The input ::

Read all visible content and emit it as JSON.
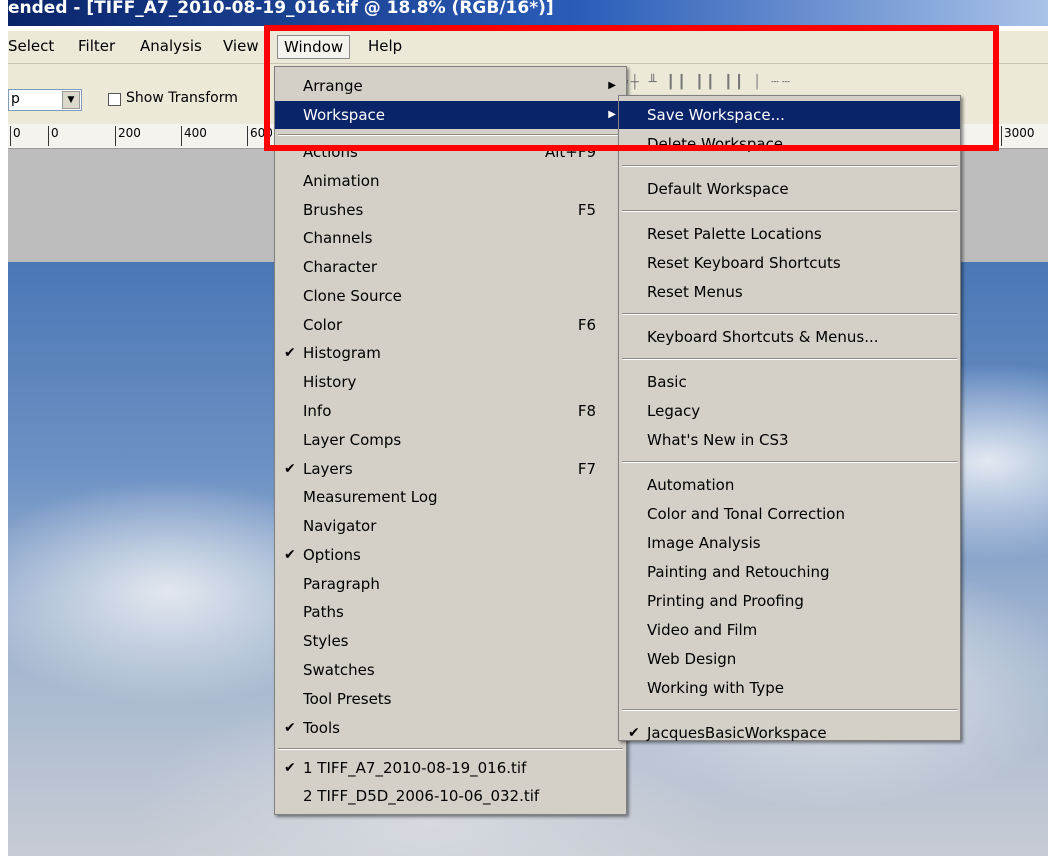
{
  "app": {
    "title": "ended - [TIFF_A7_2010-08-19_016.tif @ 18.8% (RGB/16*)]"
  },
  "menubar": {
    "items": [
      "Select",
      "Filter",
      "Analysis",
      "View",
      "Window",
      "Help"
    ],
    "active": "Window"
  },
  "options_bar": {
    "combo_value": "p",
    "show_transform_label": "Show Transform"
  },
  "ruler": {
    "ticks": [
      "0",
      "0",
      "200",
      "400",
      "600",
      "3000"
    ]
  },
  "window_menu": {
    "top_items": [
      {
        "label": "Arrange",
        "submenu": true
      },
      {
        "label": "Workspace",
        "submenu": true,
        "highlighted": true
      }
    ],
    "panel_items": [
      {
        "label": "Actions",
        "shortcut": "Alt+F9",
        "checked": false
      },
      {
        "label": "Animation",
        "shortcut": "",
        "checked": false
      },
      {
        "label": "Brushes",
        "shortcut": "F5",
        "checked": false
      },
      {
        "label": "Channels",
        "shortcut": "",
        "checked": false
      },
      {
        "label": "Character",
        "shortcut": "",
        "checked": false
      },
      {
        "label": "Clone Source",
        "shortcut": "",
        "checked": false
      },
      {
        "label": "Color",
        "shortcut": "F6",
        "checked": false
      },
      {
        "label": "Histogram",
        "shortcut": "",
        "checked": true
      },
      {
        "label": "History",
        "shortcut": "",
        "checked": false
      },
      {
        "label": "Info",
        "shortcut": "F8",
        "checked": false
      },
      {
        "label": "Layer Comps",
        "shortcut": "",
        "checked": false
      },
      {
        "label": "Layers",
        "shortcut": "F7",
        "checked": true
      },
      {
        "label": "Measurement Log",
        "shortcut": "",
        "checked": false
      },
      {
        "label": "Navigator",
        "shortcut": "",
        "checked": false
      },
      {
        "label": "Options",
        "shortcut": "",
        "checked": true
      },
      {
        "label": "Paragraph",
        "shortcut": "",
        "checked": false
      },
      {
        "label": "Paths",
        "shortcut": "",
        "checked": false
      },
      {
        "label": "Styles",
        "shortcut": "",
        "checked": false
      },
      {
        "label": "Swatches",
        "shortcut": "",
        "checked": false
      },
      {
        "label": "Tool Presets",
        "shortcut": "",
        "checked": false
      },
      {
        "label": "Tools",
        "shortcut": "",
        "checked": true
      }
    ],
    "documents": [
      {
        "label": "1 TIFF_A7_2010-08-19_016.tif",
        "checked": true
      },
      {
        "label": "2 TIFF_D5D_2006-10-06_032.tif",
        "checked": false
      }
    ]
  },
  "workspace_menu": {
    "groups": [
      [
        {
          "label": "Save Workspace...",
          "highlighted": true
        },
        {
          "label": "Delete Workspace..."
        }
      ],
      [
        {
          "label": "Default Workspace"
        }
      ],
      [
        {
          "label": "Reset Palette Locations"
        },
        {
          "label": "Reset Keyboard Shortcuts"
        },
        {
          "label": "Reset Menus"
        }
      ],
      [
        {
          "label": "Keyboard Shortcuts & Menus..."
        }
      ],
      [
        {
          "label": "Basic"
        },
        {
          "label": "Legacy"
        },
        {
          "label": "What's New in CS3"
        }
      ],
      [
        {
          "label": "Automation"
        },
        {
          "label": "Color and Tonal Correction"
        },
        {
          "label": "Image Analysis"
        },
        {
          "label": "Painting and Retouching"
        },
        {
          "label": "Printing and Proofing"
        },
        {
          "label": "Video and Film"
        },
        {
          "label": "Web Design"
        },
        {
          "label": "Working with Type"
        }
      ],
      [
        {
          "label": "JacquesBasicWorkspace",
          "checked": true
        }
      ]
    ]
  },
  "colors": {
    "menu_bg": "#d4d0c8",
    "highlight": "#0a246a",
    "annotation": "#ff0000"
  }
}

What this task involves ::
Write the listing above out again exactly, dropping each image.

Problem solution ::
Read all visible content and emit it as JSON.
{
  "app": {
    "title": "ended - [TIFF_A7_2010-08-19_016.tif @ 18.8% (RGB/16*)]"
  },
  "menubar": {
    "items": [
      "Select",
      "Filter",
      "Analysis",
      "View",
      "Window",
      "Help"
    ],
    "active": "Window"
  },
  "options_bar": {
    "combo_value": "p",
    "show_transform_label": "Show Transform"
  },
  "ruler": {
    "ticks": [
      "0",
      "0",
      "200",
      "400",
      "600",
      "3000"
    ]
  },
  "window_menu": {
    "top_items": [
      {
        "label": "Arrange",
        "submenu": true
      },
      {
        "label": "Workspace",
        "submenu": true,
        "highlighted": true
      }
    ],
    "panel_items": [
      {
        "label": "Actions",
        "shortcut": "Alt+F9",
        "checked": false
      },
      {
        "label": "Animation",
        "shortcut": "",
        "checked": false
      },
      {
        "label": "Brushes",
        "shortcut": "F5",
        "checked": false
      },
      {
        "label": "Channels",
        "shortcut": "",
        "checked": false
      },
      {
        "label": "Character",
        "shortcut": "",
        "checked": false
      },
      {
        "label": "Clone Source",
        "shortcut": "",
        "checked": false
      },
      {
        "label": "Color",
        "shortcut": "F6",
        "checked": false
      },
      {
        "label": "Histogram",
        "shortcut": "",
        "checked": true
      },
      {
        "label": "History",
        "shortcut": "",
        "checked": false
      },
      {
        "label": "Info",
        "shortcut": "F8",
        "checked": false
      },
      {
        "label": "Layer Comps",
        "shortcut": "",
        "checked": false
      },
      {
        "label": "Layers",
        "shortcut": "F7",
        "checked": true
      },
      {
        "label": "Measurement Log",
        "shortcut": "",
        "checked": false
      },
      {
        "label": "Navigator",
        "shortcut": "",
        "checked": false
      },
      {
        "label": "Options",
        "shortcut": "",
        "checked": true
      },
      {
        "label": "Paragraph",
        "shortcut": "",
        "checked": false
      },
      {
        "label": "Paths",
        "shortcut": "",
        "checked": false
      },
      {
        "label": "Styles",
        "shortcut": "",
        "checked": false
      },
      {
        "label": "Swatches",
        "shortcut": "",
        "checked": false
      },
      {
        "label": "Tool Presets",
        "shortcut": "",
        "checked": false
      },
      {
        "label": "Tools",
        "shortcut": "",
        "checked": true
      }
    ],
    "documents": [
      {
        "label": "1 TIFF_A7_2010-08-19_016.tif",
        "checked": true
      },
      {
        "label": "2 TIFF_D5D_2006-10-06_032.tif",
        "checked": false
      }
    ]
  },
  "workspace_menu": {
    "groups": [
      [
        {
          "label": "Save Workspace...",
          "highlighted": true
        },
        {
          "label": "Delete Workspace..."
        }
      ],
      [
        {
          "label": "Default Workspace"
        }
      ],
      [
        {
          "label": "Reset Palette Locations"
        },
        {
          "label": "Reset Keyboard Shortcuts"
        },
        {
          "label": "Reset Menus"
        }
      ],
      [
        {
          "label": "Keyboard Shortcuts & Menus..."
        }
      ],
      [
        {
          "label": "Basic"
        },
        {
          "label": "Legacy"
        },
        {
          "label": "What's New in CS3"
        }
      ],
      [
        {
          "label": "Automation"
        },
        {
          "label": "Color and Tonal Correction"
        },
        {
          "label": "Image Analysis"
        },
        {
          "label": "Painting and Retouching"
        },
        {
          "label": "Printing and Proofing"
        },
        {
          "label": "Video and Film"
        },
        {
          "label": "Web Design"
        },
        {
          "label": "Working with Type"
        }
      ],
      [
        {
          "label": "JacquesBasicWorkspace",
          "checked": true
        }
      ]
    ]
  },
  "colors": {
    "menu_bg": "#d4d0c8",
    "highlight": "#0a246a",
    "annotation": "#ff0000"
  }
}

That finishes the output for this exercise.